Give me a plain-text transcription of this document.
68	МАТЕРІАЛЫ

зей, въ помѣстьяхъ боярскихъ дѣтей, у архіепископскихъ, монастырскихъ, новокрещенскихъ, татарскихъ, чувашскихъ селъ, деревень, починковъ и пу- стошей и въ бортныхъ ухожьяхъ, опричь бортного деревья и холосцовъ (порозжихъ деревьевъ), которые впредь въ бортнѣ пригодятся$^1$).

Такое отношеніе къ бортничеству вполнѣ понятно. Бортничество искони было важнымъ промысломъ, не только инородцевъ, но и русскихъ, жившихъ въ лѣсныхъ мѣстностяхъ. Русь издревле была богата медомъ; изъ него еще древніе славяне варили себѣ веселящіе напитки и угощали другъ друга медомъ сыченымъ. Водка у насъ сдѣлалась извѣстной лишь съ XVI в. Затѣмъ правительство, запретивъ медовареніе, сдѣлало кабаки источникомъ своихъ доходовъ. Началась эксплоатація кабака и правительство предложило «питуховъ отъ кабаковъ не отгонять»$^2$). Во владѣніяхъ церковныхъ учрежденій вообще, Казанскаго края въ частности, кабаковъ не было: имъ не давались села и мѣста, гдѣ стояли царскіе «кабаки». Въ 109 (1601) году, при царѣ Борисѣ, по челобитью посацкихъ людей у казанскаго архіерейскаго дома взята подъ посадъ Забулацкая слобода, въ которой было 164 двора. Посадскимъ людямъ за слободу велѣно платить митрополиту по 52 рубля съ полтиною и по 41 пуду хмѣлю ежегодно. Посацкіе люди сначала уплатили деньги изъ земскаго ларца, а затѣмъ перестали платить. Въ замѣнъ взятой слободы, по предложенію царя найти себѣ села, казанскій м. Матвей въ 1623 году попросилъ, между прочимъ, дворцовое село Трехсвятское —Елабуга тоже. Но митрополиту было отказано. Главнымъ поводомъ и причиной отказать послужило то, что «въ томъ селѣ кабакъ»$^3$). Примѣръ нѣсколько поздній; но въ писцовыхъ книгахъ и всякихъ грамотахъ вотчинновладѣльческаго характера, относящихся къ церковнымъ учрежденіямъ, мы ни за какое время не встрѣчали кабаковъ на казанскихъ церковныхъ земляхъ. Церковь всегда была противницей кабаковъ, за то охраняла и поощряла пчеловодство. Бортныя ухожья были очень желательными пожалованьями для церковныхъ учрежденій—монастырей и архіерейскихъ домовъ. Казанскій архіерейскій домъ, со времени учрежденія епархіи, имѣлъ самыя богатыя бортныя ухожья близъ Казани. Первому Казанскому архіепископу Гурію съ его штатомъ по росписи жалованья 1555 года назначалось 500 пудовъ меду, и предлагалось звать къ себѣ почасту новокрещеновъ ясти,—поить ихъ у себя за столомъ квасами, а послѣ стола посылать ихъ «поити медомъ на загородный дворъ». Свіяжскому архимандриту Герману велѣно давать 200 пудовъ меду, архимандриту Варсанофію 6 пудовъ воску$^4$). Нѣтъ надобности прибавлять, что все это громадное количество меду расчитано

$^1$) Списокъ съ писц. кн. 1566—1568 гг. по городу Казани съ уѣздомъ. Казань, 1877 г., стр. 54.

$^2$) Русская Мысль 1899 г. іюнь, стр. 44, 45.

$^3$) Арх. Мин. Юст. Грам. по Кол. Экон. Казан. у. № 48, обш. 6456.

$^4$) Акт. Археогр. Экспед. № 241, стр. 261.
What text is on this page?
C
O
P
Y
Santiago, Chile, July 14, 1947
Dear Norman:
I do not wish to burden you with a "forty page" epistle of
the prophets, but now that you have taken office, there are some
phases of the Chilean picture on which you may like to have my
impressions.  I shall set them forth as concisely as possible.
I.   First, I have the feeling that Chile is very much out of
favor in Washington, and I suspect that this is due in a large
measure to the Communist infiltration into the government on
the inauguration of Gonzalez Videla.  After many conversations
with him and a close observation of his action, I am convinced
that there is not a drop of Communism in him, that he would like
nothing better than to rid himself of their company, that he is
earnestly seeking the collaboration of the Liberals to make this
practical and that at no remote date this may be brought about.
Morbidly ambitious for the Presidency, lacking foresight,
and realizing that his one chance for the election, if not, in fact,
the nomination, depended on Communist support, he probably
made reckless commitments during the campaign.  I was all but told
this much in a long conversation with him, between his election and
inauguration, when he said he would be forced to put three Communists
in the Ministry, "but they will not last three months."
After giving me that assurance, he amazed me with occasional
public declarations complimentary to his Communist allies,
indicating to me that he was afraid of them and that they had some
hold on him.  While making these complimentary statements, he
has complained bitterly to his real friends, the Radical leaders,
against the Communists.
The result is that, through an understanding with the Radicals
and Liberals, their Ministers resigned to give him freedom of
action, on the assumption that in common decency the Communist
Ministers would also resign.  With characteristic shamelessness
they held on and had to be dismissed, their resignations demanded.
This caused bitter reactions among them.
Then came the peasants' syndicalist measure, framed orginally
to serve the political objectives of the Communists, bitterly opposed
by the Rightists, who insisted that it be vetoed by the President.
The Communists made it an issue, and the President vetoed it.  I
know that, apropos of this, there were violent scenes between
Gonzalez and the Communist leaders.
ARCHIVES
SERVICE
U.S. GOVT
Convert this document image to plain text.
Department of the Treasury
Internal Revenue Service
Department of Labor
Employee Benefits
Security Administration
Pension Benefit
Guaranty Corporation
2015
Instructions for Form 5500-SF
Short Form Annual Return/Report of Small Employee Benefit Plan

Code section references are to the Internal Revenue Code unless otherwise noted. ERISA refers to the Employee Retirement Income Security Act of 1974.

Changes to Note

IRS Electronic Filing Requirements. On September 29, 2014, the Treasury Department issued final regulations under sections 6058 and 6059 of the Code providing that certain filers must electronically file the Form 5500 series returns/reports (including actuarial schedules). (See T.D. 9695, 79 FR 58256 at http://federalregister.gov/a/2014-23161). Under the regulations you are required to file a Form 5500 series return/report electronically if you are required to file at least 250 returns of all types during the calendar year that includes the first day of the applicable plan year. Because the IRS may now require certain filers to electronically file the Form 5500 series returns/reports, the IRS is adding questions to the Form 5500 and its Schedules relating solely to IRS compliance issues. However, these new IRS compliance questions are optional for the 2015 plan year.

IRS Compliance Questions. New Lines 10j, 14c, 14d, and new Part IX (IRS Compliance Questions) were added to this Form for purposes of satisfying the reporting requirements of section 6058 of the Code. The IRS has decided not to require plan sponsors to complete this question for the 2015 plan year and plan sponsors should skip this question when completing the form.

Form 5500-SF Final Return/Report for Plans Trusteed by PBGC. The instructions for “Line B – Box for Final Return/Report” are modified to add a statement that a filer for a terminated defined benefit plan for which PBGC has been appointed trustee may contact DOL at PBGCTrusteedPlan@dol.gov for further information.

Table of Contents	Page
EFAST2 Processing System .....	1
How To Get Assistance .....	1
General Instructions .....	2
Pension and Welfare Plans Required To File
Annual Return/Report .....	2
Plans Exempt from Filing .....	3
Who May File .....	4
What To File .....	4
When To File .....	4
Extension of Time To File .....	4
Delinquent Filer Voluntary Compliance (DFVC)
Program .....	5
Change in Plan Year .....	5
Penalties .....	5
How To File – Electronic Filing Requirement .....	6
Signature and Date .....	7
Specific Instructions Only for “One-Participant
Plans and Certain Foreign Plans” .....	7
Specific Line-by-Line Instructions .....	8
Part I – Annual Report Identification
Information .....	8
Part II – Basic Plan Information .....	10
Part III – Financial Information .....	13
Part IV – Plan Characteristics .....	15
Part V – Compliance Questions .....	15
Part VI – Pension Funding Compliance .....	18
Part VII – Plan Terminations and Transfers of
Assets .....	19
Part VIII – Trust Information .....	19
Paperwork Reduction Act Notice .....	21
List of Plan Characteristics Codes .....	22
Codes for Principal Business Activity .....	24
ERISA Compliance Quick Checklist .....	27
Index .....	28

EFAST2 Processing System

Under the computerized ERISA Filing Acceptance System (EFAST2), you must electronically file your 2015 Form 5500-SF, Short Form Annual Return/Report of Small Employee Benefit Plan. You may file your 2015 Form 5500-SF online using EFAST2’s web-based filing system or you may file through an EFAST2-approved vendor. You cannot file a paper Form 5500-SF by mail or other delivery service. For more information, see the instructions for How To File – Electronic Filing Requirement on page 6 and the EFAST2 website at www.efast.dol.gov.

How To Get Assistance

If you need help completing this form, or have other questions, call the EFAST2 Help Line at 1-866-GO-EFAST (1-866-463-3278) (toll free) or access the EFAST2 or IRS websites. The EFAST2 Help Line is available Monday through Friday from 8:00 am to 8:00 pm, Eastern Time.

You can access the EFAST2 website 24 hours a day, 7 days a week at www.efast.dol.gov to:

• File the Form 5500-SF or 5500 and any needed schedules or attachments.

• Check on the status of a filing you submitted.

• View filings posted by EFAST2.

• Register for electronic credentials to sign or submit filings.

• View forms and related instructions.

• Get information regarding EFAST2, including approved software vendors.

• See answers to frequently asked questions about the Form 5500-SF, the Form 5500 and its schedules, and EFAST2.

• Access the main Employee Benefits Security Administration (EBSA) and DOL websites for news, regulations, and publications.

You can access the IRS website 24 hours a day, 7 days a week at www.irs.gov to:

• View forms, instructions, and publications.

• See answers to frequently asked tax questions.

→ **Challenge**:
Provide only the count of lines in the data above that include the string "vetoed".

→ **Solution for this problem**:
2